> _What you have to do_
Below is a block of records; repeat each one exactly.

> _Listed records_
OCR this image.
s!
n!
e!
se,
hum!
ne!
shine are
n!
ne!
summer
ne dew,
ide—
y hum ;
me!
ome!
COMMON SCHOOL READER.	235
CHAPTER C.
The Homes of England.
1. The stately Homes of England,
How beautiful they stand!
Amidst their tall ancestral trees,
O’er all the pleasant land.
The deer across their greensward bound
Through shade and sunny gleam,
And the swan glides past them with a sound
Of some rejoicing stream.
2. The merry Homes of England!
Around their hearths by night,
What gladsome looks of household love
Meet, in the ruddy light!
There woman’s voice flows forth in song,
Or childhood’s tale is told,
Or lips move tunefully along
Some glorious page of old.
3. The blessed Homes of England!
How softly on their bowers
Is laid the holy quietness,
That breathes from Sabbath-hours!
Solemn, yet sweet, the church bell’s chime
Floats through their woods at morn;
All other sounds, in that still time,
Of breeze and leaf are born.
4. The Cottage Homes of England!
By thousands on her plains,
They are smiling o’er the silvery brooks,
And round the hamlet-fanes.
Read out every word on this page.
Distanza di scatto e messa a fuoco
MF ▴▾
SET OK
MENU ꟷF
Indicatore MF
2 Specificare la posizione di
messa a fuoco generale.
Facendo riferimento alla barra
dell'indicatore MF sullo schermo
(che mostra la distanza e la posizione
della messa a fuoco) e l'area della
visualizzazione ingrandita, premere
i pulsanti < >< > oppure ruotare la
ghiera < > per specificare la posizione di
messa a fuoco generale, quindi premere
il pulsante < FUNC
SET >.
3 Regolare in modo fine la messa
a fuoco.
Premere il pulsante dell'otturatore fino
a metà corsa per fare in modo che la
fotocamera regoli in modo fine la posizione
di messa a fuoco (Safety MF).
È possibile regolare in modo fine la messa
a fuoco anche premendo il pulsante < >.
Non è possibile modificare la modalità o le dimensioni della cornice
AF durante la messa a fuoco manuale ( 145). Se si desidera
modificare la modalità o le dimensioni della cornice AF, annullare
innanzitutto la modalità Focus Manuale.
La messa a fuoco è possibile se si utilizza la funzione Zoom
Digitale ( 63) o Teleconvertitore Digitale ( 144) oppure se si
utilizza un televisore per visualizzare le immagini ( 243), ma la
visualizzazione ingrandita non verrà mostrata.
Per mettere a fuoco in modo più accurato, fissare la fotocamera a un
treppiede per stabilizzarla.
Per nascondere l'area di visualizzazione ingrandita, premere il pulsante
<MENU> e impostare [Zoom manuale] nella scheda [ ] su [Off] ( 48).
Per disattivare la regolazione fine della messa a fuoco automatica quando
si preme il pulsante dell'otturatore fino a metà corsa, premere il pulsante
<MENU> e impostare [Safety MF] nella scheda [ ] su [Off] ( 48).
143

> _Finished task_
OCR this image.
s!
n!
e!
se,
hum!
ne!
shine are
n!
ne!
summer
ne dew,
ide—
y hum ;
me!
ome!
COMMON SCHOOL READER.	235
CHAPTER C.
The Homes of England.
1. The stately Homes of England,
How beautiful they stand!
Amidst their tall ancestral trees,
O’er all the pleasant land.
The deer across their greensward bound
Through shade and sunny gleam,
And the swan glides past them with a sound
Of some rejoicing stream.
2. The merry Homes of England!
Around their hearths by night,
What gladsome looks of household love
Meet, in the ruddy light!
There woman’s voice flows forth in song,
Or childhood’s tale is told,
Or lips move tunefully along
Some glorious page of old.
3. The blessed Homes of England!
How softly on their bowers
Is laid the holy quietness,
That breathes from Sabbath-hours!
Solemn, yet sweet, the church bell’s chime
Floats through their woods at morn;
All other sounds, in that still time,
Of breeze and leaf are born.
4. The Cottage Homes of England!
By thousands on her plains,
They are smiling o’er the silvery brooks,
And round the hamlet-fanes.
Read out every word on this page.
Distanza di scatto e messa a fuoco
MF ▴▾
SET OK
MENU ꟷF
Indicatore MF
2 Specificare la posizione di
messa a fuoco generale.
Facendo riferimento alla barra
dell'indicatore MF sullo schermo
(che mostra la distanza e la posizione
della messa a fuoco) e l'area della
visualizzazione ingrandita, premere
i pulsanti < >< > oppure ruotare la
ghiera < > per specificare la posizione di
messa a fuoco generale, quindi premere
il pulsante < FUNC
SET >.
3 Regolare in modo fine la messa
a fuoco.
Premere il pulsante dell'otturatore fino
a metà corsa per fare in modo che la
fotocamera regoli in modo fine la posizione
di messa a fuoco (Safety MF).
È possibile regolare in modo fine la messa
a fuoco anche premendo il pulsante < >.
Non è possibile modificare la modalità o le dimensioni della cornice
AF durante la messa a fuoco manuale ( 145). Se si desidera
modificare la modalità o le dimensioni della cornice AF, annullare
innanzitutto la modalità Focus Manuale.
La messa a fuoco è possibile se si utilizza la funzione Zoom
Digitale ( 63) o Teleconvertitore Digitale ( 144) oppure se si
utilizza un televisore per visualizzare le immagini ( 243), ma la
visualizzazione ingrandita non verrà mostrata.
Per mettere a fuoco in modo più accurato, fissare la fotocamera a un
treppiede per stabilizzarla.
Per nascondere l'area di visualizzazione ingrandita, premere il pulsante
<MENU> e impostare [Zoom manuale] nella scheda [ ] su [Off] ( 48).
Per disattivare la regolazione fine della messa a fuoco automatica quando
si preme il pulsante dell'otturatore fino a metà corsa, premere il pulsante
<MENU> e impostare [Safety MF] nella scheda [ ] su [Off] ( 48).
143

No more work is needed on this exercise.